ITEMS>

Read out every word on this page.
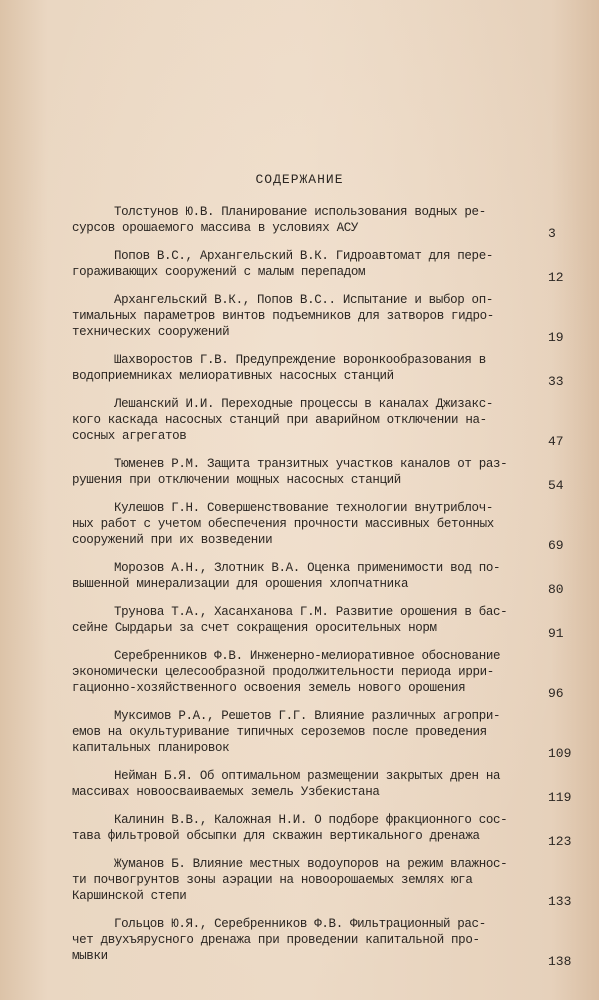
СОДЕРЖАНИЕ
Толстунов Ю.В. Планирование использования водных ре-
сурсов орошаемого массива в условиях АСУ	3
Попов В.С., Архангельский В.К. Гидроавтомат для пере-
гораживающих сооружений с малым перепадом	12
Архангельский В.К., Попов В.С.. Испытание и выбор оп-
тимальных параметров винтов подъемников для затворов гидро-
технических сооружений	19
Шахворостов Г.В. Предупреждение воронкообразования в
водоприемниках мелиоративных насосных станций	33
Лешанский И.И. Переходные процессы в каналах Джизакс-
кого каскада насосных станций при аварийном отключении на-
сосных агрегатов	47
Тюменев Р.М. Защита транзитных участков каналов от раз-
рушения при отключении мощных насосных станций	54
Кулешов Г.Н. Совершенствование технологии внутриблоч-
ных работ с учетом обеспечения прочности массивных бетонных
сооружений при их возведении	69
Морозов А.Н., Злотник В.А. Оценка применимости вод по-
вышенной минерализации для орошения хлопчатника	80
Трунова Т.А., Хасанханова Г.М. Развитие орошения в бас-
сейне Сырдарьи за счет сокращения оросительных норм	91
Серебренников Ф.В. Инженерно-мелиоративное обоснование
экономически целесообразной продолжительности периода ирри-
гационно-хозяйственного освоения земель нового орошения	96
Муксимов Р.А., Решетов Г.Г. Влияние различных агропри-
емов на окультуривание типичных сероземов после проведения
капитальных планировок	109
Нейман Б.Я. Об оптимальном размещении закрытых дрен на
массивах новоосваиваемых земель Узбекистана	119
Калинин В.В., Каложная Н.И. О подборе фракционного сос-
тава фильтровой обсыпки для скважин вертикального дренажа	123
Жуманов Б. Влияние местных водоупоров на режим влажнос-
ти почвогрунтов зоны аэрации на новоорошаемых землях юга
Каршинской степи	133
Гольцов Ю.Я., Серебренников Ф.В. Фильтрационный рас-
чет двухъярусного дренажа при проведении капитальной про-
мывки	138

DO THIS>
Give the number of lines in the records that contain the string "Попов", with no other output.

WRITTEN SOLUTION>
2